Source extract

====

Researching your family history is a marathon, not a sprint. Start with that assumption and you be less frustrated when your research bumps into the inevitable "brick wall". I started in November 1993 when the local computer software store offered my choice of any application with the purchase of an app. So I chose a genealogy app, just to see what it was about. I don't even remember what app I actually bought, but I was hooked.
Today, there are so many more ways to research online that it's easy to forget how it worked before Ancestry.com or FamilySearch.org. It's also easy to think that's the only way to do family research. But, all of the records and ways to search for your ancestors are still available. In fact, there are still many records that are not online.
So, how do you get started?
Start with what you know
Write down what you know about yourself and your immediate family. A Family Group Sheet (FGS) is a great starting place. A separate Family Group Sheet should be filled out for each marriage or relationship that produced children. The form includes blank spaces to the information you want to collect. Don't worry if you don't have all of the information yet; remember, family research takes time.
Complete an FGS for you, your parents, your grandparents, etc. Go back as far as you can. Don't worry about researching or proving any of this information yet. Right now, you are just writing down what you know – or think you know. If you aren't sure about something, write a question mark (?) next to it.
How far back do I go?

====

According to the family history text, when should a separate Family Group Sheet be filled out?

Listed records
====

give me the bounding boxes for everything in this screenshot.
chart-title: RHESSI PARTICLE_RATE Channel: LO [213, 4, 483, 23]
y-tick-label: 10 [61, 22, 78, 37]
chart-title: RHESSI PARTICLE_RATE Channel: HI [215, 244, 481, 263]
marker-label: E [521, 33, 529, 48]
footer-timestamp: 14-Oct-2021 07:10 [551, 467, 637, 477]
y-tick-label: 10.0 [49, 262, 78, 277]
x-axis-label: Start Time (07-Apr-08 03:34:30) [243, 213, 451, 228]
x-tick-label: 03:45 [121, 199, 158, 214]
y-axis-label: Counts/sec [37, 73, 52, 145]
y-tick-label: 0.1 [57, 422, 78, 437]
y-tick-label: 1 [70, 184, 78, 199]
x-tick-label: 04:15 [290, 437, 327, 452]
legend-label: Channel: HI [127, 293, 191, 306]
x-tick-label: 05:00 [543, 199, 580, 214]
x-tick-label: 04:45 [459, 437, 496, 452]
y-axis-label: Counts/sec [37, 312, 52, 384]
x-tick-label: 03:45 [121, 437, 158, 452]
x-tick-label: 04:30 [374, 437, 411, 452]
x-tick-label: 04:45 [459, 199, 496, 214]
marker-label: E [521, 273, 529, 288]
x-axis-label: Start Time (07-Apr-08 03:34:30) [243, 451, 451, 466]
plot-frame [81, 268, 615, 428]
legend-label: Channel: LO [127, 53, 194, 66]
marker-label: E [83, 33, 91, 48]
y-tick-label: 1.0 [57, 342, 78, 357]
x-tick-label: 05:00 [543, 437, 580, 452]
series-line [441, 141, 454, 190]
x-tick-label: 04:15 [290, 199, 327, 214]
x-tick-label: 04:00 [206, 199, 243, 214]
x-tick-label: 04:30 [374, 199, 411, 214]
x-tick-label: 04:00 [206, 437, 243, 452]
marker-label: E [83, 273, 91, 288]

====

Result below
For each marriage or relationship that produced children.